» **Problem statement**:
Type out the records that follow, exactly as given.

┌──

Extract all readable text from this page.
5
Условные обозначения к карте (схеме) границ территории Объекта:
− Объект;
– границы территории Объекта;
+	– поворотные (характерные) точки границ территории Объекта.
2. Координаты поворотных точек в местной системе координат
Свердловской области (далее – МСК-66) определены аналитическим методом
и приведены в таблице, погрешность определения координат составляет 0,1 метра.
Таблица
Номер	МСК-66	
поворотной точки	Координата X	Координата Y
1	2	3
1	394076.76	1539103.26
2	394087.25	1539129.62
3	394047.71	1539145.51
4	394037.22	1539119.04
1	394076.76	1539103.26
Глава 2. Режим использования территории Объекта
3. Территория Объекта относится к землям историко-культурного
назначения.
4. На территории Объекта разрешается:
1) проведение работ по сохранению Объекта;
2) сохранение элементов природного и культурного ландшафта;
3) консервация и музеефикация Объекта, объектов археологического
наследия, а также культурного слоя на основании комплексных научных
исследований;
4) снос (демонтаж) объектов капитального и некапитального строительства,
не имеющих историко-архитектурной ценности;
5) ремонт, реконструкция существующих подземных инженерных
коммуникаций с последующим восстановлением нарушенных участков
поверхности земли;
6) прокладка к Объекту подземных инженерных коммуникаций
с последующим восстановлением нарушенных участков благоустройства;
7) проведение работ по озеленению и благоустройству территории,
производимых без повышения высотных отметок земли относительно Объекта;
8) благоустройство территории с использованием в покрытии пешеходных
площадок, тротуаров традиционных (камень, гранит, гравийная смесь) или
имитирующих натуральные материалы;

└──

» **Answer to the exercise**:
Extract all readable text from this page.
5
Условные обозначения к карте (схеме) границ территории Объекта:
− Объект;
– границы территории Объекта;
+	– поворотные (характерные) точки границ территории Объекта.
2. Координаты поворотных точек в местной системе координат
Свердловской области (далее – МСК-66) определены аналитическим методом
и приведены в таблице, погрешность определения координат составляет 0,1 метра.
Таблица
Номер	МСК-66	
поворотной точки	Координата X	Координата Y
1	2	3
1	394076.76	1539103.26
2	394087.25	1539129.62
3	394047.71	1539145.51
4	394037.22	1539119.04
1	394076.76	1539103.26
Глава 2. Режим использования территории Объекта
3. Территория Объекта относится к землям историко-культурного
назначения.
4. На территории Объекта разрешается:
1) проведение работ по сохранению Объекта;
2) сохранение элементов природного и культурного ландшафта;
3) консервация и музеефикация Объекта, объектов археологического
наследия, а также культурного слоя на основании комплексных научных
исследований;
4) снос (демонтаж) объектов капитального и некапитального строительства,
не имеющих историко-архитектурной ценности;
5) ремонт, реконструкция существующих подземных инженерных
коммуникаций с последующим восстановлением нарушенных участков
поверхности земли;
6) прокладка к Объекту подземных инженерных коммуникаций
с последующим восстановлением нарушенных участков благоустройства;
7) проведение работ по озеленению и благоустройству территории,
производимых без повышения высотных отметок земли относительно Объекта;
8) благоустройство территории с использованием в покрытии пешеходных
площадок, тротуаров традиционных (камень, гранит, гравийная смесь) или
имитирующих натуральные материалы;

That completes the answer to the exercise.